What to do ::
Reproduce the listing below word for word, with no pictures.

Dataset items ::
--------------------------------------------------

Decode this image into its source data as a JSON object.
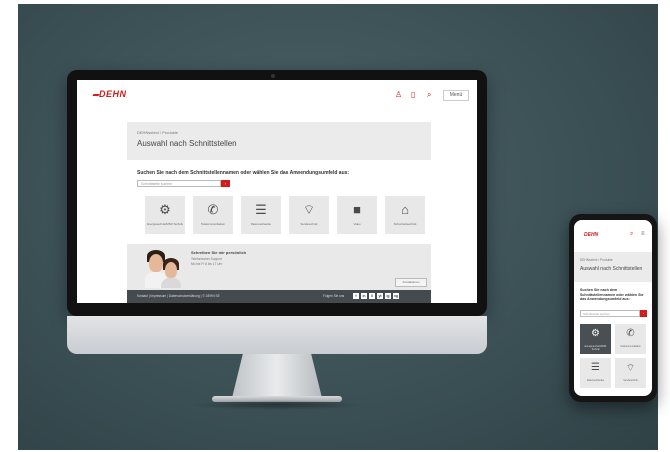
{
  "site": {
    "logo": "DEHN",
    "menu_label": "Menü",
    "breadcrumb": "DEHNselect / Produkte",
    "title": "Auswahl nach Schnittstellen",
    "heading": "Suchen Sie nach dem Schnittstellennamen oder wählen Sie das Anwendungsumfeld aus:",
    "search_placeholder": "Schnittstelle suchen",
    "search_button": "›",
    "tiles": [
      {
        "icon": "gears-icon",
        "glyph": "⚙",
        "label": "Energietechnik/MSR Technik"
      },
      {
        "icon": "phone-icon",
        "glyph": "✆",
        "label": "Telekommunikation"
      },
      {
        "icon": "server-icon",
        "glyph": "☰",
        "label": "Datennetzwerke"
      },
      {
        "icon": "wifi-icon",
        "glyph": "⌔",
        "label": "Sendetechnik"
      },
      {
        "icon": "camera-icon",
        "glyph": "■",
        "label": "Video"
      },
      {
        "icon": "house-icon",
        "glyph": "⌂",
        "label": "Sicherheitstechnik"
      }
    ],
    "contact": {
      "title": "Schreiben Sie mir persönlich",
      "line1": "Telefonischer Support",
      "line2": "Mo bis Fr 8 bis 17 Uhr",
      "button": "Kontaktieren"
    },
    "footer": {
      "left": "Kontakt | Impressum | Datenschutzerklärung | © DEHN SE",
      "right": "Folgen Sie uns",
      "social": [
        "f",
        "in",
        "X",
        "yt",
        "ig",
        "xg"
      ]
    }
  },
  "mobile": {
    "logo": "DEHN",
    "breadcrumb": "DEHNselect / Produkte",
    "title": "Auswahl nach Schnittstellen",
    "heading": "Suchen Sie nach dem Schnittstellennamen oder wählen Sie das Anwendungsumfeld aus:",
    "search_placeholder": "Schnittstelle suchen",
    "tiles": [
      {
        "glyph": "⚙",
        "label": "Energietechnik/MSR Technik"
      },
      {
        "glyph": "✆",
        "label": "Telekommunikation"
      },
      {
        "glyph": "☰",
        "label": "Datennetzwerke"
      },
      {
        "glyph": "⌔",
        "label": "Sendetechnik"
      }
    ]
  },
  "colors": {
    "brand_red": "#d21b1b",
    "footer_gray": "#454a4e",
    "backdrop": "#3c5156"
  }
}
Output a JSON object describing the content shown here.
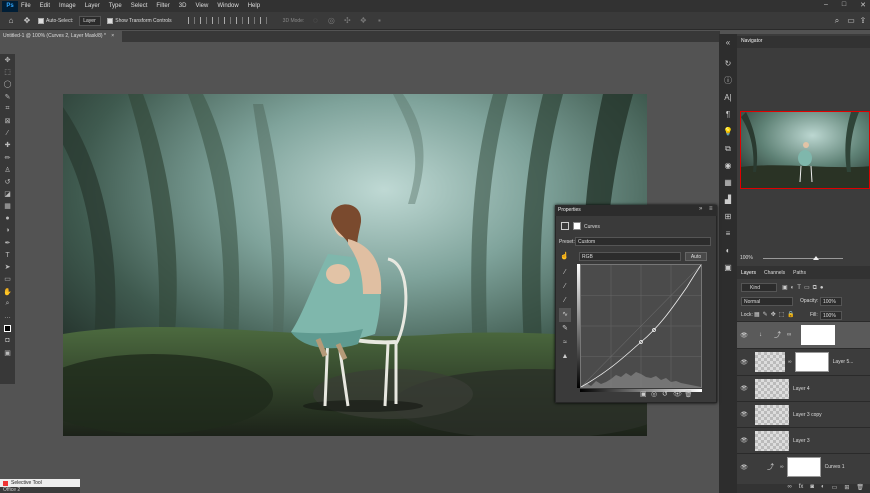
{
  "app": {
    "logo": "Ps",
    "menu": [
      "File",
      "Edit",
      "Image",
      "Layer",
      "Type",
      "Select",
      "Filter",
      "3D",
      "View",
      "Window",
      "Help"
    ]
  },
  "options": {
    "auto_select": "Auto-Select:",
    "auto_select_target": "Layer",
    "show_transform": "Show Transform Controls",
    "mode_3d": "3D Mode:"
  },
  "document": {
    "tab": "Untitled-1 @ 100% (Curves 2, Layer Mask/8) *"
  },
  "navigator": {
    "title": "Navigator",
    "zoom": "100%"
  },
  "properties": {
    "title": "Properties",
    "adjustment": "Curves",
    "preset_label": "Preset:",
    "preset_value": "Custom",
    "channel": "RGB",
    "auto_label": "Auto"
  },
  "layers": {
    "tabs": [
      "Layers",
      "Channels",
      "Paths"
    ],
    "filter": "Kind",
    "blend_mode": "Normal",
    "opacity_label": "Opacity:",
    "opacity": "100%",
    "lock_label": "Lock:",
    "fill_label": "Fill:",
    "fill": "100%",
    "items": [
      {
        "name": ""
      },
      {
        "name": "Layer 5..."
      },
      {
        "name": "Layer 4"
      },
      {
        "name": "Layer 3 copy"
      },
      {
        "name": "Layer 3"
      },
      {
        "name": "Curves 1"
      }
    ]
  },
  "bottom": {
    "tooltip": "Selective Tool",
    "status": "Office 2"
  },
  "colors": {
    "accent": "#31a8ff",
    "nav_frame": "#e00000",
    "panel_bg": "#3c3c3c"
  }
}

--------------------------------------------------

Result of the exercise ::
Decode this image into its source data as a JSON object.
{
  "site": {
    "logo": "DEHN",
    "menu_label": "Menü",
    "breadcrumb": "DEHNselect / Produkte",
    "title": "Auswahl nach Schnittstellen",
    "heading": "Suchen Sie nach dem Schnittstellennamen oder wählen Sie das Anwendungsumfeld aus:",
    "search_placeholder": "Schnittstelle suchen",
    "search_button": "›",
    "tiles": [
      {
        "icon": "gears-icon",
        "glyph": "⚙",
        "label": "Energietechnik/MSR Technik"
      },
      {
        "icon": "phone-icon",
        "glyph": "✆",
        "label": "Telekommunikation"
      },
      {
        "icon": "server-icon",
        "glyph": "☰",
        "label": "Datennetzwerke"
      },
      {
        "icon": "wifi-icon",
        "glyph": "⌔",
        "label": "Sendetechnik"
      },
      {
        "icon": "camera-icon",
        "glyph": "■",
        "label": "Video"
      },
      {
        "icon": "house-icon",
        "glyph": "⌂",
        "label": "Sicherheitstechnik"
      }
    ],
    "contact": {
      "title": "Schreiben Sie mir persönlich",
      "line1": "Telefonischer Support",
      "line2": "Mo bis Fr 8 bis 17 Uhr",
      "button": "Kontaktieren"
    },
    "footer": {
      "left": "Kontakt | Impressum | Datenschutzerklärung | © DEHN SE",
      "right": "Folgen Sie uns",
      "social": [
        "f",
        "in",
        "X",
        "yt",
        "ig",
        "xg"
      ]
    }
  },
  "mobile": {
    "logo": "DEHN",
    "breadcrumb": "DEHNselect / Produkte",
    "title": "Auswahl nach Schnittstellen",
    "heading": "Suchen Sie nach dem Schnittstellennamen oder wählen Sie das Anwendungsumfeld aus:",
    "search_placeholder": "Schnittstelle suchen",
    "tiles": [
      {
        "glyph": "⚙",
        "label": "Energietechnik/MSR Technik"
      },
      {
        "glyph": "✆",
        "label": "Telekommunikation"
      },
      {
        "glyph": "☰",
        "label": "Datennetzwerke"
      },
      {
        "glyph": "⌔",
        "label": "Sendetechnik"
      }
    ]
  },
  "colors": {
    "brand_red": "#d21b1b",
    "footer_gray": "#454a4e",
    "backdrop": "#3c5156"
  }
}
Output a JSON object describing the content shown here.
{
  "app": {
    "logo": "Ps",
    "menu": [
      "File",
      "Edit",
      "Image",
      "Layer",
      "Type",
      "Select",
      "Filter",
      "3D",
      "View",
      "Window",
      "Help"
    ]
  },
  "options": {
    "auto_select": "Auto-Select:",
    "auto_select_target": "Layer",
    "show_transform": "Show Transform Controls",
    "mode_3d": "3D Mode:"
  },
  "document": {
    "tab": "Untitled-1 @ 100% (Curves 2, Layer Mask/8) *"
  },
  "navigator": {
    "title": "Navigator",
    "zoom": "100%"
  },
  "properties": {
    "title": "Properties",
    "adjustment": "Curves",
    "preset_label": "Preset:",
    "preset_value": "Custom",
    "channel": "RGB",
    "auto_label": "Auto"
  },
  "layers": {
    "tabs": [
      "Layers",
      "Channels",
      "Paths"
    ],
    "filter": "Kind",
    "blend_mode": "Normal",
    "opacity_label": "Opacity:",
    "opacity": "100%",
    "lock_label": "Lock:",
    "fill_label": "Fill:",
    "fill": "100%",
    "items": [
      {
        "name": ""
      },
      {
        "name": "Layer 5..."
      },
      {
        "name": "Layer 4"
      },
      {
        "name": "Layer 3 copy"
      },
      {
        "name": "Layer 3"
      },
      {
        "name": "Curves 1"
      }
    ]
  },
  "bottom": {
    "tooltip": "Selective Tool",
    "status": "Office 2"
  },
  "colors": {
    "accent": "#31a8ff",
    "nav_frame": "#e00000",
    "panel_bg": "#3c3c3c"
  }
}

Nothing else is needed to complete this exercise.